→ **Job**
Pull each line containing "Librae" out of the data and copy it.

───── Supplied material ─────

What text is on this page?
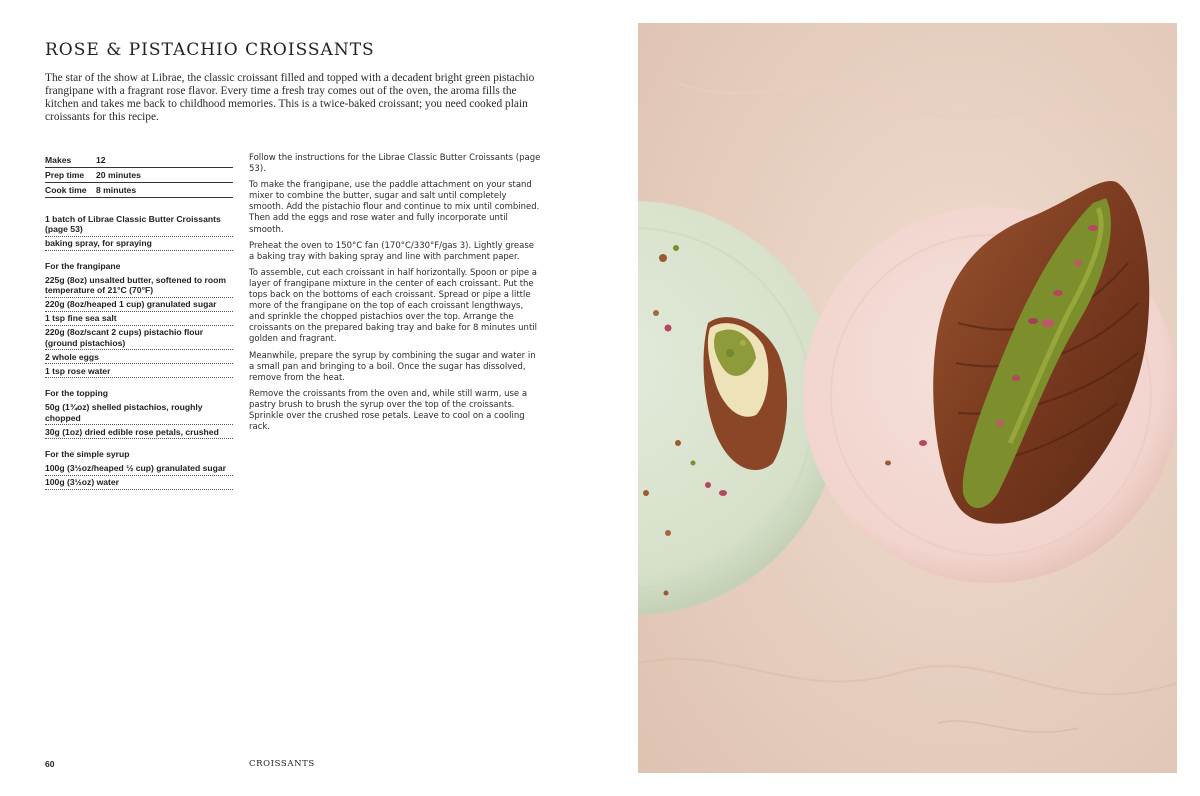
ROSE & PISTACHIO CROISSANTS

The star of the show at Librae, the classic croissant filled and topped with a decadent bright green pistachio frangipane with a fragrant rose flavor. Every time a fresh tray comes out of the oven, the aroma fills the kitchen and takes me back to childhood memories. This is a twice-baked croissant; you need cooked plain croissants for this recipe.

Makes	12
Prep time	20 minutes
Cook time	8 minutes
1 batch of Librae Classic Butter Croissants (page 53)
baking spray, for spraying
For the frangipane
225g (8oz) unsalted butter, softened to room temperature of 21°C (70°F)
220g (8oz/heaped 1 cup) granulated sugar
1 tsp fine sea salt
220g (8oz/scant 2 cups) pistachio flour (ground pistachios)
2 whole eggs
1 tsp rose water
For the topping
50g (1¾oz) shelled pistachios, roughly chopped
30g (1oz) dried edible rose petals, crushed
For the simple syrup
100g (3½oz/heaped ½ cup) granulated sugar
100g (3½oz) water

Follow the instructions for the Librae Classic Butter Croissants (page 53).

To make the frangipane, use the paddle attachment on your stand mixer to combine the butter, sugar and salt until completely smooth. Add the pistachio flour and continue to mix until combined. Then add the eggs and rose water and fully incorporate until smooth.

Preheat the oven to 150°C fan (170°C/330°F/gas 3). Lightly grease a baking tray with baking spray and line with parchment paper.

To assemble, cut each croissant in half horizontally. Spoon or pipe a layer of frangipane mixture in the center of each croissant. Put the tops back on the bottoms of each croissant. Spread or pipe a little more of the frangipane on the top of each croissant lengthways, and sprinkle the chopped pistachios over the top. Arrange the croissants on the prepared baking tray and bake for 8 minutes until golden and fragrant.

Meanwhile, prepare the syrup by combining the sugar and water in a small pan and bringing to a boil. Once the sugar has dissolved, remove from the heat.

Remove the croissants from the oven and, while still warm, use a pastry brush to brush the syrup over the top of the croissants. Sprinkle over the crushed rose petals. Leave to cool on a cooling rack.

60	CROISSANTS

─────

→ **Task answer**
The star of the show at Librae, the classic croissant filled and topped with a decadent bright green pistachio frangipane with a fragrant rose flavor. Every time a fresh tray comes out of the oven, the aroma fills the kitchen and takes me back to childhood memories. This is a twice-baked croissant; you need cooked plain croissants for this recipe.
1 batch of Librae Classic Butter Croissants (page 53)
Follow the instructions for the Librae Classic Butter Croissants (page 53).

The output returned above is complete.